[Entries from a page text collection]

# # # #

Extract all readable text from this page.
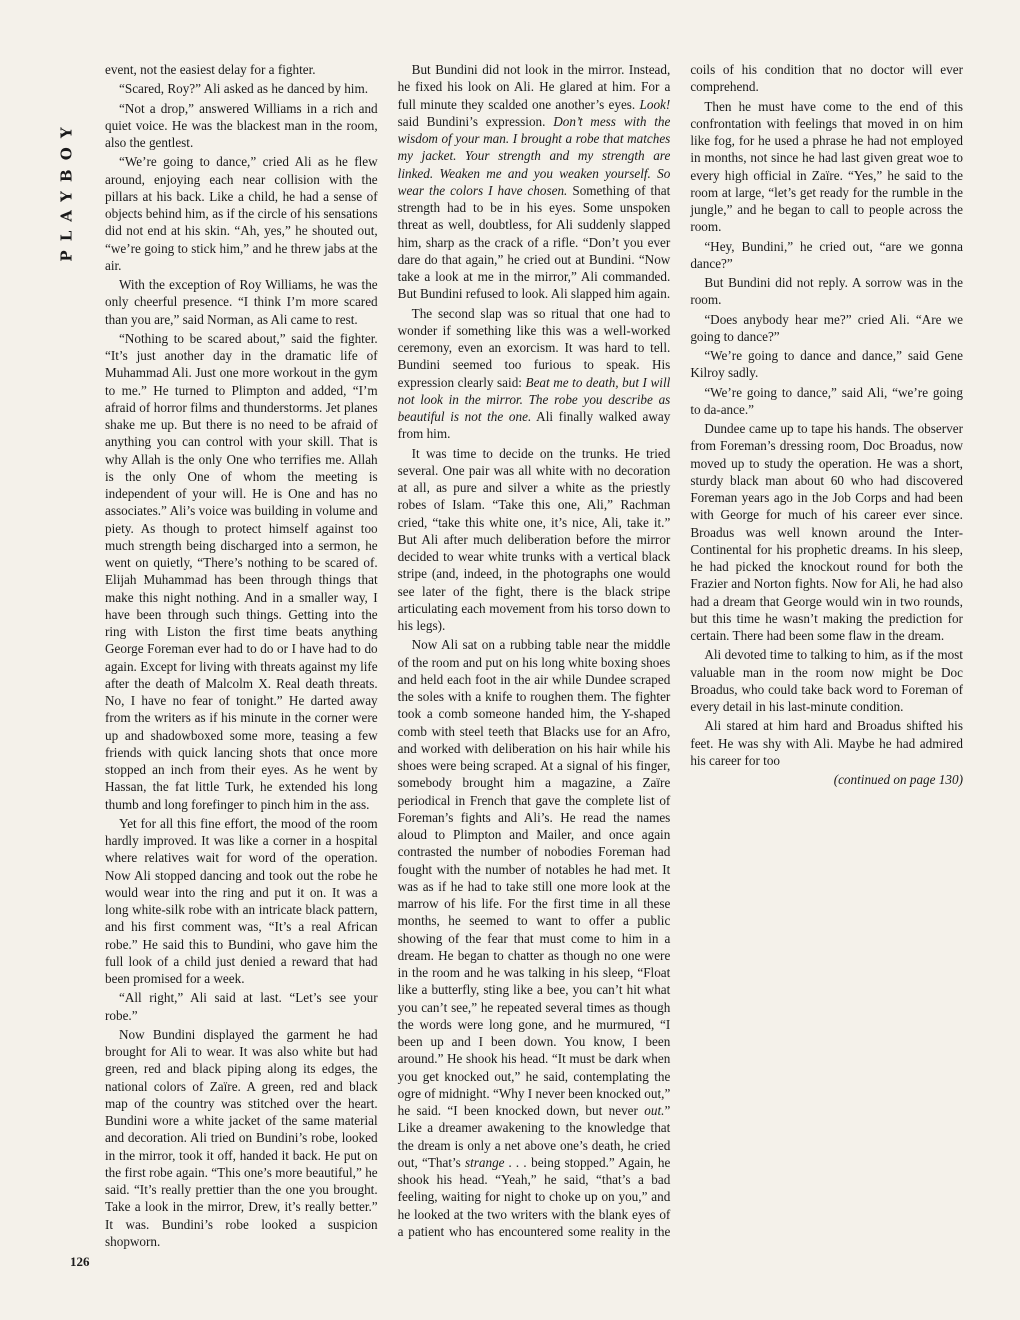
PLAYBOY

event, not the easiest delay for a fighter.

“Scared, Roy?” Ali asked as he danced by him.

“Not a drop,” answered Williams in a rich and quiet voice. He was the blackest man in the room, also the gentlest.

“We’re going to dance,” cried Ali as he flew around, enjoying each near collision with the pillars at his back. Like a child, he had a sense of objects behind him, as if the circle of his sensations did not end at his skin. “Ah, yes,” he shouted out, “we’re going to stick him,” and he threw jabs at the air.

With the exception of Roy Williams, he was the only cheerful presence. “I think I’m more scared than you are,” said Norman, as Ali came to rest.

“Nothing to be scared about,” said the fighter. “It’s just another day in the dramatic life of Muhammad Ali. Just one more workout in the gym to me.” He turned to Plimpton and added, “I’m afraid of horror films and thunderstorms. Jet planes shake me up. But there is no need to be afraid of anything you can control with your skill. That is why Allah is the only One who terrifies me. Allah is the only One of whom the meeting is independent of your will. He is One and has no associates.” Ali’s voice was building in volume and piety. As though to protect himself against too much strength being discharged into a sermon, he went on quietly, “There’s nothing to be scared of. Elijah Muhammad has been through things that make this night nothing. And in a smaller way, I have been through such things. Getting into the ring with Liston the first time beats anything George Foreman ever had to do or I have had to do again. Except for living with threats against my life after the death of Malcolm X. Real death threats. No, I have no fear of tonight.” He darted away from the writers as if his minute in the corner were up and shadowboxed some more, teasing a few friends with quick lancing shots that once more stopped an inch from their eyes. As he went by Hassan, the fat little Turk, he extended his long thumb and long forefinger to pinch him in the ass.

Yet for all this fine effort, the mood of the room hardly improved. It was like a corner in a hospital where relatives wait for word of the operation. Now Ali stopped dancing and took out the robe he would wear into the ring and put it on. It was a long white-silk robe with an intricate black pattern, and his first comment was, “It’s a real African robe.” He said this to Bundini, who gave him the full look of a child just denied a reward that had been promised for a week.

“All right,” Ali said at last. “Let’s see your robe.”

Now Bundini displayed the garment he had brought for Ali to wear. It was also white but had green, red and black piping along its edges, the national colors of Zaïre. A green, red and black map of the country was stitched over the heart. Bundini wore a white jacket of the same material and decoration. Ali tried on Bundini’s robe, looked in the mirror, took it off, handed it back. He put on the first robe again. “This one’s more beautiful,” he said. “It’s really prettier than the one you brought. Take a look in the mirror, Drew, it’s really better.” It was. Bundini’s robe looked a suspicion shopworn.

But Bundini did not look in the mirror. Instead, he fixed his look on Ali. He glared at him. For a full minute they scalded one another’s eyes. Look! said Bundini’s expression. Don’t mess with the wisdom of your man. I brought a robe that matches my jacket. Your strength and my strength are linked. Weaken me and you weaken yourself. So wear the colors I have chosen. Something of that strength had to be in his eyes. Some unspoken threat as well, doubtless, for Ali suddenly slapped him, sharp as the crack of a rifle. “Don’t you ever dare do that again,” he cried out at Bundini. “Now take a look at me in the mirror,” Ali commanded. But Bundini refused to look. Ali slapped him again.

The second slap was so ritual that one had to wonder if something like this was a well-worked ceremony, even an exorcism. It was hard to tell. Bundini seemed too furious to speak. His expression clearly said: Beat me to death, but I will not look in the mirror. The robe you describe as beautiful is not the one. Ali finally walked away from him.

It was time to decide on the trunks. He tried several. One pair was all white with no decoration at all, as pure and silver a white as the priestly robes of Islam. “Take this one, Ali,” Rachman cried, “take this white one, it’s nice, Ali, take it.” But Ali after much deliberation before the mirror decided to wear white trunks with a vertical black stripe (and, indeed, in the photographs one would see later of the fight, there is the black stripe articulating each movement from his torso down to his legs).

Now Ali sat on a rubbing table near the middle of the room and put on his long white boxing shoes and held each foot in the air while Dundee scraped the soles with a knife to roughen them. The fighter took a comb someone handed him, the Y-shaped comb with steel teeth that Blacks use for an Afro, and worked with deliberation on his hair while his shoes were being scraped. At a signal of his finger, somebody brought him a magazine, a Zaïre periodical in French that gave the complete list of Foreman’s fights and Ali’s. He read the names aloud to Plimpton and Mailer, and once again contrasted the number of nobodies Foreman had fought with the number of notables he had met. It was as if he had to take still one more look at the marrow of his life. For the first time in all these months, he seemed to want to offer a public showing of the fear that must come to him in a dream. He began to chatter as though no one were in the room and he was talking in his sleep, “Float like a butterfly, sting like a bee, you can’t hit what you can’t see,” he repeated several times as though the words were long gone, and he murmured, “I been up and I been down. You know, I been around.” He shook his head. “It must be dark when you get knocked out,” he said, contemplating the ogre of midnight. “Why I never been knocked out,” he said. “I been knocked down, but never out.” Like a dreamer awakening to the knowledge that the dream is only a net above one’s death, he cried out, “That’s strange . . . being stopped.” Again, he shook his head. “Yeah,” he said, “that’s a bad feeling, waiting for night to choke up on you,” and he looked at the two writers with the blank eyes of a patient who has encountered some reality in the coils of his condition that no doctor will ever comprehend.

Then he must have come to the end of this confrontation with feelings that moved in on him like fog, for he used a phrase he had not employed in months, not since he had last given great woe to every high official in Zaïre. “Yes,” he said to the room at large, “let’s get ready for the rumble in the jungle,” and he began to call to people across the room.

“Hey, Bundini,” he cried out, “are we gonna dance?”

But Bundini did not reply. A sorrow was in the room.

“Does anybody hear me?” cried Ali. “Are we going to dance?”

“We’re going to dance and dance,” said Gene Kilroy sadly.

“We’re going to dance,” said Ali, “we’re going to da-ance.”

Dundee came up to tape his hands. The observer from Foreman’s dressing room, Doc Broadus, now moved up to study the operation. He was a short, sturdy black man about 60 who had discovered Foreman years ago in the Job Corps and had been with George for much of his career ever since. Broadus was well known around the Inter-Continental for his prophetic dreams. In his sleep, he had picked the knockout round for both the Frazier and Norton fights. Now for Ali, he had also had a dream that George would win in two rounds, but this time he wasn’t making the prediction for certain. There had been some flaw in the dream.

Ali devoted time to talking to him, as if the most valuable man in the room now might be Doc Broadus, who could take back word to Foreman of every detail in his last-minute condition.

Ali stared at him hard and Broadus shifted his feet. He was shy with Ali. Maybe he had admired his career for too

(continued on page 130)

126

# # # #

Once the lines of the entries containing the word "Williams" have been counted, report the number alone.

2